読む抜粋 -

---*---

その幼さゆえ、成長するまでの期間に二人の女帝を中継ぎに、やっと誕生した藤原氏一色の天皇=第45代・聖武天皇・・・
その皇后には、やはり藤原氏の光明子がなり、まさに、二人は藤原氏の期待の星だったわけですが、にわかに流行しはじめた天然痘により、光明皇后の兄・4人が次々とこの世を去り、
「これは、藤原氏が死に追いやった反対勢力=長屋王の祟りではないか」(2月12日参照>>)
などと囁かれ、
ならば・・・と、反対勢力の人物を重用したなら、今度は、それに不満を持った身内の藤原広嗣(ひろつぐ)が九州で叛乱を起す(9月3日参照>>)・・・
・・・で、恐怖におののいた聖武天皇は、旅に出て、次々と都を移転しまくり、最後にたどりついたのが、世を鎮めるための大仏建立・・・この大仏の大きさは、きっと聖武天皇の恐怖の大きさなのでは?(10月15日参照>>)なんて事も、以前、書かせていただきました。

---*---

要素境界の記録

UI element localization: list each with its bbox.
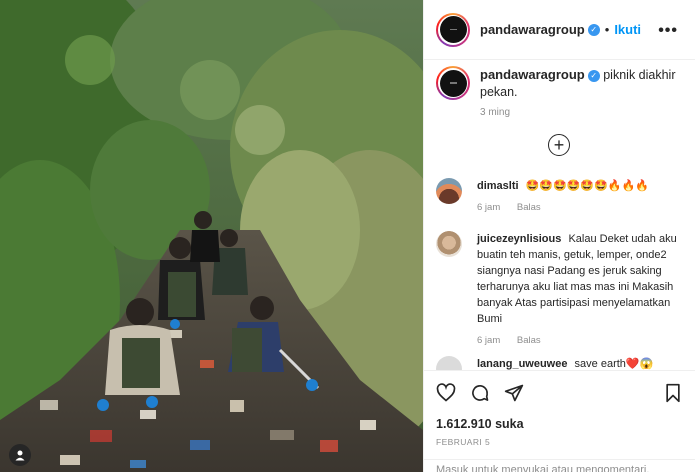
reply-button[interactable]: Balas — [517, 335, 541, 346]
verified-badge-icon: ✓ — [587, 23, 600, 36]
caption-avatar[interactable] — [436, 66, 470, 100]
comment-item: juicezeynlisious Kalau Deket udah aku bu… — [436, 231, 686, 349]
header-username[interactable]: pandawaragroup — [480, 22, 585, 37]
bookmark-icon[interactable] — [664, 383, 682, 408]
post-header: pandawaragroup ✓ • Ikuti ••• — [424, 0, 695, 60]
comment-username[interactable]: dimaslti — [477, 180, 519, 192]
post-photo[interactable] — [0, 0, 423, 472]
comment-text: Kalau Deket udah aku buatin teh manis, g… — [477, 233, 677, 325]
verified-badge-icon: ✓ — [587, 69, 600, 82]
share-icon[interactable] — [504, 383, 524, 408]
post-date[interactable]: FEBRUARI 5 — [436, 437, 490, 447]
commenter-avatar[interactable] — [436, 178, 462, 204]
comment-text: save earth❤️😱 — [574, 358, 654, 370]
caption-time: 3 ming — [480, 107, 511, 118]
separator-dot: • — [604, 22, 610, 37]
like-count[interactable]: 1.612.910 suka — [436, 417, 524, 431]
comment-username[interactable]: juicezeynlisious — [477, 233, 561, 245]
caption-text-block: pandawaragroup ✓ piknik diakhir pekan. — [480, 66, 680, 101]
user-tag-icon[interactable] — [9, 444, 31, 466]
commenter-avatar[interactable] — [436, 231, 462, 257]
avatar[interactable] — [436, 12, 470, 47]
comment-time: 6 jam — [477, 335, 501, 346]
comment-text: 🤩🤩🤩🤩🤩🤩🔥🔥🔥 — [525, 180, 649, 192]
more-options-icon[interactable]: ••• — [658, 22, 678, 40]
post-actions: 1.612.910 suka FEBRUARI 5 Masuk untuk me… — [424, 370, 695, 472]
post-side-panel: pandawaragroup ✓ • Ikuti ••• pandawaragr… — [423, 0, 695, 472]
comment-username[interactable]: lanang_uweuwee — [477, 358, 567, 370]
heart-icon[interactable] — [436, 383, 456, 408]
comment-item: dimaslti 🤩🤩🤩🤩🤩🤩🔥🔥🔥 6 jam Balas — [436, 178, 686, 216]
caption-username[interactable]: pandawaragroup — [480, 67, 585, 82]
add-comment-prompt[interactable]: Masuk untuk menyukai atau mengomentari. — [424, 459, 695, 472]
caption: pandawaragroup ✓ piknik diakhir pekan. 3 … — [436, 66, 686, 118]
follow-button[interactable]: Ikuti — [614, 22, 641, 37]
comment-icon[interactable] — [470, 383, 490, 408]
load-more-comments-icon[interactable]: + — [548, 134, 570, 156]
comment-time: 6 jam — [477, 202, 501, 213]
reply-button[interactable]: Balas — [517, 202, 541, 213]
post-photo-illustration — [0, 0, 423, 472]
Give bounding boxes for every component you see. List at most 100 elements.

---*---

取り組む課題 -
1. 聖武天皇に関する文章で「参照」として示されている日付を、すべて挙げて。
2. 聖武天皇に関する文章の続きを、最後の文のあとから書いて。
記録は聖武天皇に関する文章とは別の資料だ。

順番の解答 -
1. 2月12日、9月3日、10月15日

2.
また、多額の費用を捻出するために、民衆から高い支持を受けている行基(ぎょうき)を大抜擢した事も(2月2日参照>>)・・・
さらに、まだブログに慣れていない初心者の頃の4月9日には大仏様の大きさデータ(2006年4月9日参照>>)や、
大仏様=毘盧舎那仏(びるしゃなぶつ)とは、どのような仏様なのか?(3月23日参照>>)
大仏に目を入れたインド出身の僧=菩提僊那(ぼだいせんな)(5月18日参照>>)の事・・・などなど、
大仏建立に関係する出来事をいくつか書かせていただいていますが、発掘調査が今もなお現在進行形で行われ、年を追うごとに、またまた新たなる謎が生まれてくるのも歴史のおもしろいところであります。
そんな中で、今では、あの聖武天皇の移転騒ぎも、「単なる恐怖ではなく、もう少し前向きな考えによるものであった」なんて見方も出ているようですが、そのお話は、また、いずれ関連するその日に書かせていただく事として、本日は、この大仏建立そして開眼に、妻である光明皇后が、どのように関わっていたのか?というお話をさせていただきます。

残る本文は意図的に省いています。